— BEGIN RECORDS PROVIDED —

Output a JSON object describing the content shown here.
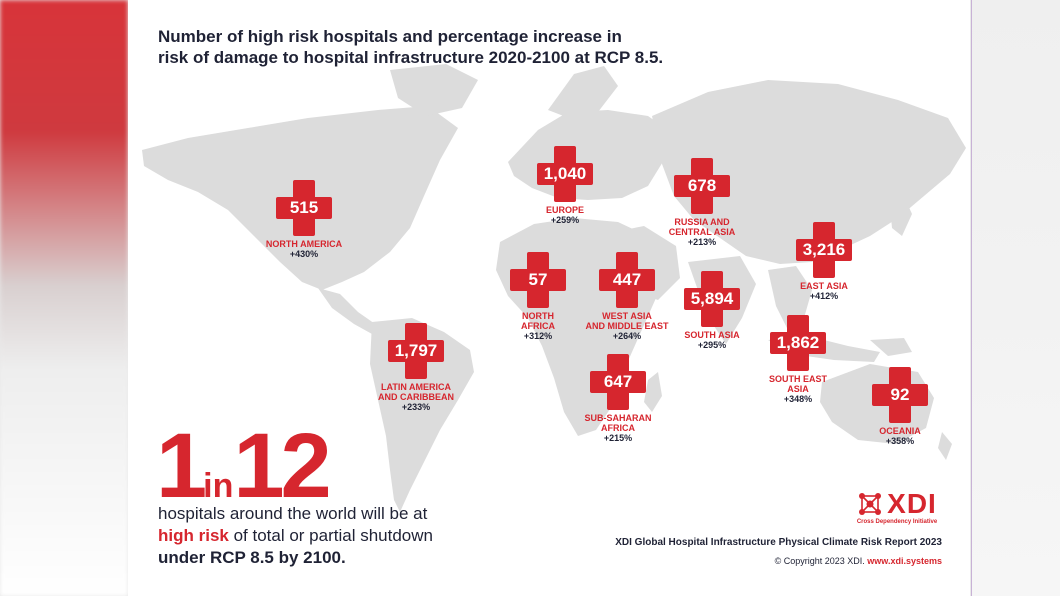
{
  "title_lines": [
    "Number of high risk hospitals and percentage increase in",
    "risk of damage to hospital infrastructure 2020-2100 at RCP 8.5."
  ],
  "regions": [
    {
      "id": "north-america",
      "value": "515",
      "name": [
        "NORTH AMERICA"
      ],
      "increase": "+430%"
    },
    {
      "id": "latin-america",
      "value": "1,797",
      "name": [
        "LATIN AMERICA",
        "AND CARIBBEAN"
      ],
      "increase": "+233%"
    },
    {
      "id": "europe",
      "value": "1,040",
      "name": [
        "EUROPE"
      ],
      "increase": "+259%"
    },
    {
      "id": "russia",
      "value": "678",
      "name": [
        "RUSSIA AND",
        "CENTRAL ASIA"
      ],
      "increase": "+213%"
    },
    {
      "id": "north-africa",
      "value": "57",
      "name": [
        "NORTH",
        "AFRICA"
      ],
      "increase": "+312%"
    },
    {
      "id": "west-asia",
      "value": "447",
      "name": [
        "WEST ASIA",
        "AND MIDDLE EAST"
      ],
      "increase": "+264%"
    },
    {
      "id": "south-asia",
      "value": "5,894",
      "name": [
        "SOUTH ASIA"
      ],
      "increase": "+295%"
    },
    {
      "id": "east-asia",
      "value": "3,216",
      "name": [
        "EAST ASIA"
      ],
      "increase": "+412%"
    },
    {
      "id": "south-east-asia",
      "value": "1,862",
      "name": [
        "SOUTH EAST",
        "ASIA"
      ],
      "increase": "+348%"
    },
    {
      "id": "sub-saharan",
      "value": "647",
      "name": [
        "SUB-SAHARAN",
        "AFRICA"
      ],
      "increase": "+215%"
    },
    {
      "id": "oceania",
      "value": "92",
      "name": [
        "OCEANIA"
      ],
      "increase": "+358%"
    }
  ],
  "headline": {
    "num1": "1",
    "word": "in",
    "num2": "12"
  },
  "statement": {
    "line1": "hospitals around the world will be at",
    "highlight": "high risk",
    "line2_rest": " of total or partial shutdown",
    "line3": "under RCP 8.5 by 2100."
  },
  "logo": {
    "word": "XDI",
    "tagline": "Cross Dependency Initiative"
  },
  "report_title": "XDI Global Hospital Infrastructure Physical Climate Risk Report 2023",
  "copyright": "© Copyright 2023 XDI.",
  "url": "www.xdi.systems",
  "colors": {
    "accent": "#d6262e",
    "text": "#1f2235",
    "land": "#dcdcdc"
  }
}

— END RECORDS PROVIDED —

**INSTRUCTION:** How many lines in the records above hold the word "high"? Give only the number.

**FULL OUTPUT:** 2